| Gezeigter Textauszug |
# Fernzugriff mit DynDns auf die Fritzbox funktioniert nicht mehr



## jack07 (28. November 2011)

Ich habe vor einiger Zeit einen Fernzugriff mit dem Dienst von DynDns eingerichtet. Meine Fritzbox an die ich zur Zeit (wegen Auszug aus einer Wohnung) nicht herankomme, schickt mir einmal täglich eine Verbindungsübersicht aller Telefongespräche etc. mit dem sog. Fritz!Box Push Service an eine Emailadresse. Obwohl ich laut dem Fritzbox Bericht lesen kann, dass der Fernzugriff über HTTPS aktiv: https://xxxxxxxx.dyndns.org aktiv ist, komme ich einfach nicht auf die Fritzbox. Woran kann das liegen?


----------



## Dr Dau (28. November 2011)

Hallo!

Die Ursache kann so vielfälltig sein.

| Aufgaben |
• A. Wie oft schickt die Fritzbox laut dem Forumsbeitrag zum Fernzugriff per DynDns die Verbindungsübersicht an die E-Mail-Adresse?
• B. Führe den Forumsbeitrag zum Fernzugriff auf die Fritzbox nach seinem letzten Satz weiter.

| Extrahierte Angaben |
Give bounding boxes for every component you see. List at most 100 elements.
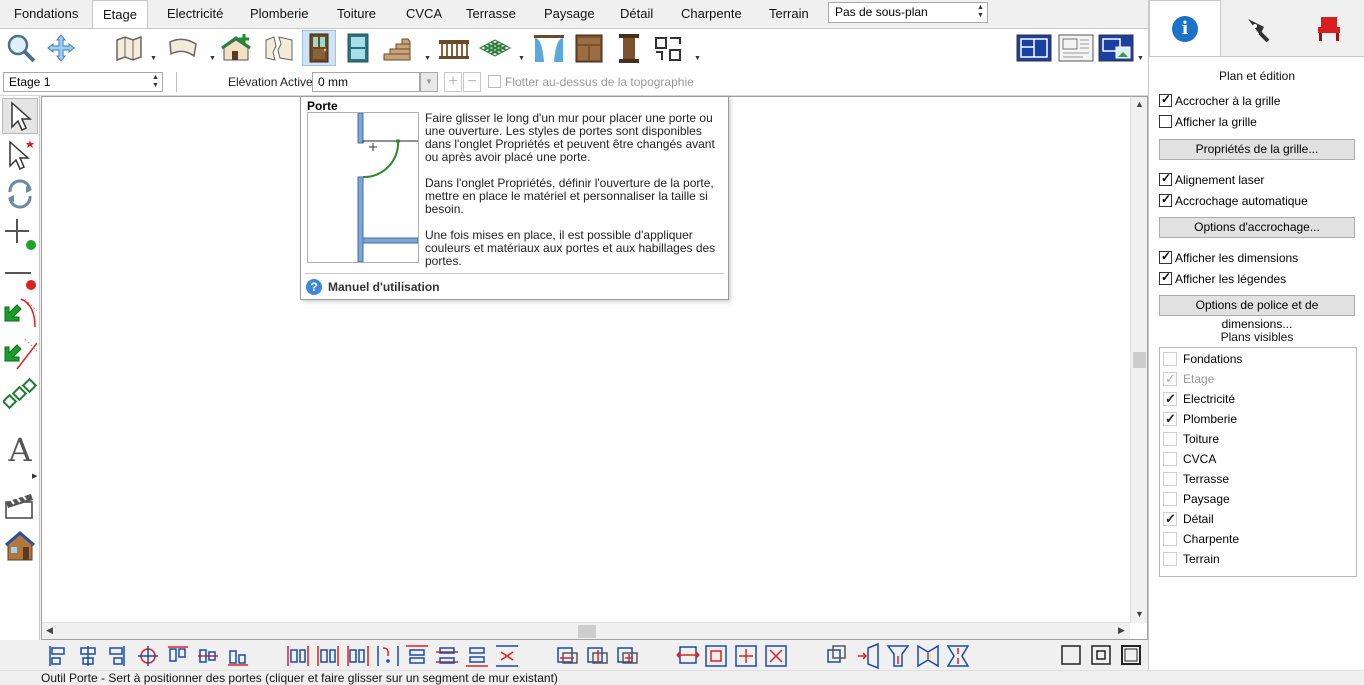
- tab-cvca[interactable]: CVCA: [396, 0, 452, 28]
- checkbox-checked[interactable]: [1163, 390, 1177, 408]
- checkbox[interactable]: [1163, 492, 1177, 506]
- visible-plan-item[interactable]: Electricité: [1163, 390, 1353, 410]
- checkbox-checked[interactable]: [1159, 270, 1172, 285]
- frame-thick-icon[interactable]: [1121, 645, 1141, 665]
- floor-plan-view-button[interactable]: [1014, 30, 1054, 66]
- distribute-v-bottom-icon[interactable]: [466, 647, 488, 667]
- distribute-v-spacing-icon[interactable]: [496, 645, 518, 667]
- distribute-h-icon[interactable]: [287, 646, 309, 666]
- frame-icon[interactable]: [1061, 645, 1081, 665]
- curtain-button[interactable]: [532, 30, 566, 66]
- tab-terrain[interactable]: Terrain: [759, 0, 819, 28]
- tab-fondations[interactable]: Fondations: [4, 0, 88, 28]
- help-icon[interactable]: ?: [306, 279, 322, 295]
- curve-wall-button[interactable]: [166, 30, 200, 66]
- scroll-right-icon[interactable]: ▶: [1118, 625, 1125, 636]
- fillet-button[interactable]: [2, 296, 38, 332]
- wall-tool-button[interactable]: [112, 30, 146, 66]
- reflect-center-icon[interactable]: [617, 647, 638, 664]
- visible-plan-item[interactable]: Terrasse: [1163, 470, 1353, 490]
- checkbox-checked[interactable]: [1163, 370, 1177, 388]
- stretch-top-icon[interactable]: [886, 645, 910, 667]
- stairs-tool-button[interactable]: [380, 30, 414, 66]
- visible-plan-item[interactable]: CVCA: [1163, 450, 1353, 470]
- camera-tool-button[interactable]: [2, 488, 38, 524]
- dropdown-arrow-icon[interactable]: ▼: [424, 55, 431, 62]
- laser-option[interactable]: Alignement laser: [1159, 171, 1264, 189]
- grid-properties-button[interactable]: Propriétés de la grille...: [1159, 139, 1355, 160]
- user-manual-link[interactable]: Manuel d'utilisation: [328, 280, 440, 294]
- dropdown-arrow-icon[interactable]: ▶: [32, 472, 37, 480]
- chamfer-button[interactable]: [2, 336, 38, 372]
- tab-info[interactable]: i: [1149, 0, 1221, 57]
- tab-terrasse[interactable]: Terrasse: [456, 0, 526, 28]
- vertical-scrollbar[interactable]: ▲ ▼: [1130, 97, 1147, 623]
- add-point-button[interactable]: [2, 216, 38, 252]
- scroll-up-icon[interactable]: ▲: [1135, 99, 1144, 109]
- delete-point-button[interactable]: [2, 256, 38, 292]
- scroll-thumb[interactable]: [1133, 352, 1146, 368]
- checkbox[interactable]: [1159, 115, 1172, 128]
- checkbox[interactable]: [1163, 452, 1177, 466]
- checkbox-checked[interactable]: [1159, 249, 1172, 264]
- show-labels-option[interactable]: Afficher les légendes: [1159, 270, 1286, 288]
- visible-plan-item[interactable]: Plomberie: [1163, 410, 1353, 430]
- visible-plan-item[interactable]: Paysage: [1163, 490, 1353, 510]
- stretch-hourglass-icon[interactable]: [946, 645, 970, 667]
- select-tool-button[interactable]: [2, 98, 38, 134]
- tab-electricite[interactable]: Electricité: [157, 0, 233, 28]
- visible-plan-item[interactable]: Détail: [1163, 510, 1353, 530]
- align-top-icon[interactable]: [168, 646, 188, 662]
- pan-button[interactable]: [44, 30, 78, 66]
- distribute-spacing-icon[interactable]: [377, 646, 399, 666]
- reflect-h-icon[interactable]: [557, 647, 578, 664]
- dropdown-arrow-icon[interactable]: ▼: [150, 55, 157, 62]
- tab-style[interactable]: [1221, 0, 1293, 56]
- copy-paste-icon[interactable]: [827, 645, 846, 663]
- tab-paysage[interactable]: Paysage: [534, 0, 605, 28]
- visible-plan-item[interactable]: Charpente: [1163, 530, 1353, 550]
- elevation-input[interactable]: 0 mm: [312, 72, 420, 92]
- align-bottom-icon[interactable]: [228, 650, 248, 666]
- railing-tool-button[interactable]: [437, 30, 471, 66]
- checkbox-checked[interactable]: [1163, 510, 1177, 528]
- checkbox-checked[interactable]: [1159, 171, 1172, 186]
- scroll-down-icon[interactable]: ▼: [1135, 609, 1144, 619]
- dropdown-arrow-icon[interactable]: ▼: [694, 55, 701, 62]
- zoom-button[interactable]: [4, 30, 38, 66]
- scroll-thumb[interactable]: [578, 625, 596, 638]
- distribute-v-top-icon[interactable]: [406, 645, 428, 664]
- tab-detail[interactable]: Détail: [610, 0, 663, 28]
- scroll-left-icon[interactable]: ◀: [46, 625, 53, 636]
- resize-fit-icon[interactable]: [705, 645, 727, 667]
- checkbox-checked[interactable]: [1159, 92, 1172, 107]
- resize-center-icon[interactable]: [735, 645, 757, 667]
- snap-options-button[interactable]: Options d'accrochage...: [1159, 217, 1355, 238]
- visible-plan-item[interactable]: Terrain: [1163, 550, 1353, 570]
- minus-icon[interactable]: −: [463, 72, 481, 92]
- align-center-both-icon[interactable]: [138, 646, 158, 666]
- distribute-right-icon[interactable]: [347, 646, 369, 666]
- plus-icon[interactable]: +: [444, 72, 462, 92]
- auto-snap-option[interactable]: Accrochage automatique: [1159, 192, 1308, 210]
- column-button[interactable]: [612, 30, 646, 66]
- cabinet-button[interactable]: [572, 30, 606, 66]
- tab-toiture[interactable]: Toiture: [327, 0, 386, 28]
- checkbox[interactable]: [1163, 432, 1177, 446]
- show-grid-option[interactable]: Afficher la grille: [1159, 115, 1257, 131]
- checkbox-checked[interactable]: [1159, 192, 1172, 207]
- font-dimension-options-button[interactable]: Options de police et de dimensions...: [1159, 295, 1355, 331]
- checkbox[interactable]: [1163, 532, 1177, 546]
- elevation-dropdown[interactable]: ▼: [420, 72, 438, 92]
- stretch-left-icon[interactable]: [858, 642, 879, 670]
- 3d-view-button[interactable]: [2, 528, 38, 564]
- reflect-v-icon[interactable]: [587, 647, 608, 664]
- visible-plan-item[interactable]: Fondations: [1163, 350, 1353, 370]
- layout-view-button[interactable]: [1056, 30, 1096, 66]
- stretch-both-icon[interactable]: [917, 644, 939, 668]
- elevation-view-button[interactable]: [1096, 30, 1136, 66]
- checkbox-checked[interactable]: [1163, 410, 1177, 428]
- door-tool-button[interactable]: [302, 30, 336, 66]
- tab-plomberie[interactable]: Plomberie: [240, 0, 319, 28]
- horizontal-scrollbar[interactable]: ◀ ▶: [42, 622, 1130, 639]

| Ergebnisse je Aufgabe |
• A. Einmal täglich.

• B.
Ich würde von aussen ersmal einen Ping an  (also ohne http bzw. https) senden.
Wenn dieser funktioniert, dann würde ich mal versuchen über http://xxxxx.dyndns.org (also kein https) auf den Router zu kommen.
Ich denke mehr Möglichkeiten wirst Du von aussen wohl nicht haben.

Gruss Dr Dau


----------



## jack07 (29. November 2011)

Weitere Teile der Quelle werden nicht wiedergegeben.